Where a line contains the string "Szklane", copy that line.

───── MATERIAL PROVIDED

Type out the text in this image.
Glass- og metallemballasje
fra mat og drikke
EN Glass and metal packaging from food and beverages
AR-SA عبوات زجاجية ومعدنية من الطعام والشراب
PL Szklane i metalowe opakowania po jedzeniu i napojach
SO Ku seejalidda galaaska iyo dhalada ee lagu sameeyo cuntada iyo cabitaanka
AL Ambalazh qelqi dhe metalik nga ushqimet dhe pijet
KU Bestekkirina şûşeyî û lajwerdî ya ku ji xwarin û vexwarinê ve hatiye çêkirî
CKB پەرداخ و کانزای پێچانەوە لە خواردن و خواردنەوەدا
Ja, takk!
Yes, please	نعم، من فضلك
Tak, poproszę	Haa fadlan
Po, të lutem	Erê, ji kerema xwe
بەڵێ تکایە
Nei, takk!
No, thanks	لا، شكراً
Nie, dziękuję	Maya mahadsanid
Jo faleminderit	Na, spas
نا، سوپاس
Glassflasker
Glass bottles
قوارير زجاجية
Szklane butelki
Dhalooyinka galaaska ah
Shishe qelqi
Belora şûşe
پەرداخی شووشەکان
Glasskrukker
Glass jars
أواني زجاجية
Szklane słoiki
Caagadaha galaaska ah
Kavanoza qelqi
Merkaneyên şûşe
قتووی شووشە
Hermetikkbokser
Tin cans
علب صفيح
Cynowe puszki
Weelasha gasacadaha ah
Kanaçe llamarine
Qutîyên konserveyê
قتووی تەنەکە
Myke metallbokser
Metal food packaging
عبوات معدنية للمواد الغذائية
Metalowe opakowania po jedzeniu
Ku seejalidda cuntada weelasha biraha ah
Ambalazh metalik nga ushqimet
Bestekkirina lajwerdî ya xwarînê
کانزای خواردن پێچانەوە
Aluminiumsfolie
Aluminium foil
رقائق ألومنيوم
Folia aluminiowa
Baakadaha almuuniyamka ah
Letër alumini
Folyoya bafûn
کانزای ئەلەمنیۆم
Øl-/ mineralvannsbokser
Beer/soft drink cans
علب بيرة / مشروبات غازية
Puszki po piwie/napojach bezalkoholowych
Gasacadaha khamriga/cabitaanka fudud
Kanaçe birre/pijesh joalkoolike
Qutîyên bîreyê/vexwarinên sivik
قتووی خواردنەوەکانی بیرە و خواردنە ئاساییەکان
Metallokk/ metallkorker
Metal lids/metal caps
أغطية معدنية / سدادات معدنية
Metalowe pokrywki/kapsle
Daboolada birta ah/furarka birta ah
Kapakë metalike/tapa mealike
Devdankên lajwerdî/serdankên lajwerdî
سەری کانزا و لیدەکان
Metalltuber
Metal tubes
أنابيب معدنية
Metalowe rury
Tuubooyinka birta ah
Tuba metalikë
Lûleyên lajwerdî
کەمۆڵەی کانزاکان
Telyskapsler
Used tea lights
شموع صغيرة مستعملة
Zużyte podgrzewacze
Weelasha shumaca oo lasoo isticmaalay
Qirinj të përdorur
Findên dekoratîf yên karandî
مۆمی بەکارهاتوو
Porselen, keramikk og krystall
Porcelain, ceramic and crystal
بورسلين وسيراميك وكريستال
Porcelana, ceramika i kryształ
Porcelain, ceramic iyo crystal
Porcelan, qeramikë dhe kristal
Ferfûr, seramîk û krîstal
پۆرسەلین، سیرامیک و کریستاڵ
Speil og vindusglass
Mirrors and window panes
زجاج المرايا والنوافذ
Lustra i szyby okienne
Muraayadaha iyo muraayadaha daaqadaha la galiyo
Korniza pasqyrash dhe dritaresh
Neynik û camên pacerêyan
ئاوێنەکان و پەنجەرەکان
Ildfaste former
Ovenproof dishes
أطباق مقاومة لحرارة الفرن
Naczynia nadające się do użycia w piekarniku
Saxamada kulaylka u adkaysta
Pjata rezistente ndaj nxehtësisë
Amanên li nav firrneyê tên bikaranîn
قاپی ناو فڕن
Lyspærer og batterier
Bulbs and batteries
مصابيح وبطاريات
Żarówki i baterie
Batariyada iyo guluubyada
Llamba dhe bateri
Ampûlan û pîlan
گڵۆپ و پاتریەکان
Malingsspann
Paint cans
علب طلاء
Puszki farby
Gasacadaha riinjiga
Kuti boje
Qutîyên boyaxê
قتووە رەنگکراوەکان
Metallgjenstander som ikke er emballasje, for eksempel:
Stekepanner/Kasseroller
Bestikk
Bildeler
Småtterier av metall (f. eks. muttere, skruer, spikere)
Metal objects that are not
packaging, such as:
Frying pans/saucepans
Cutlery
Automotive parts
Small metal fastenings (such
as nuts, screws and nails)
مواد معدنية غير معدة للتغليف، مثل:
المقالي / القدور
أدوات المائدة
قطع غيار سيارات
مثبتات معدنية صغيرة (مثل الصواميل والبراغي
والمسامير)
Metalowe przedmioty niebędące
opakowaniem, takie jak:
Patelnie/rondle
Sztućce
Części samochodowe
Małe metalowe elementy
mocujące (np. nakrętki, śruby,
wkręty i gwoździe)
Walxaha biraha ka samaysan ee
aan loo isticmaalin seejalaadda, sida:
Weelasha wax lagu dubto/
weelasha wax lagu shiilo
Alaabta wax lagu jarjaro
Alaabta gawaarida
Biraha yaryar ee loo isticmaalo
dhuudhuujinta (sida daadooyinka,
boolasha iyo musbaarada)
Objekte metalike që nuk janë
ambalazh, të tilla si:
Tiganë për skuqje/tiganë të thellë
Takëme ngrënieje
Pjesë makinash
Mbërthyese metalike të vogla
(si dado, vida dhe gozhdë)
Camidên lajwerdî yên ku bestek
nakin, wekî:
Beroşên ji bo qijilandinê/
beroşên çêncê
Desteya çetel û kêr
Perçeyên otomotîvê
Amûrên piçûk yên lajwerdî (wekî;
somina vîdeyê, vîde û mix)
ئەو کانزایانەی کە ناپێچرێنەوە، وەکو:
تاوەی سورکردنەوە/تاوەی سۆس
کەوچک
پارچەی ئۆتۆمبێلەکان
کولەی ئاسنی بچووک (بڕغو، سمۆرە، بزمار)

──────────

§ **WRITTEN ANSWER**
PL Szklane i metalowe opakowania po jedzeniu i napojach
Szklane butelki
Szklane słoiki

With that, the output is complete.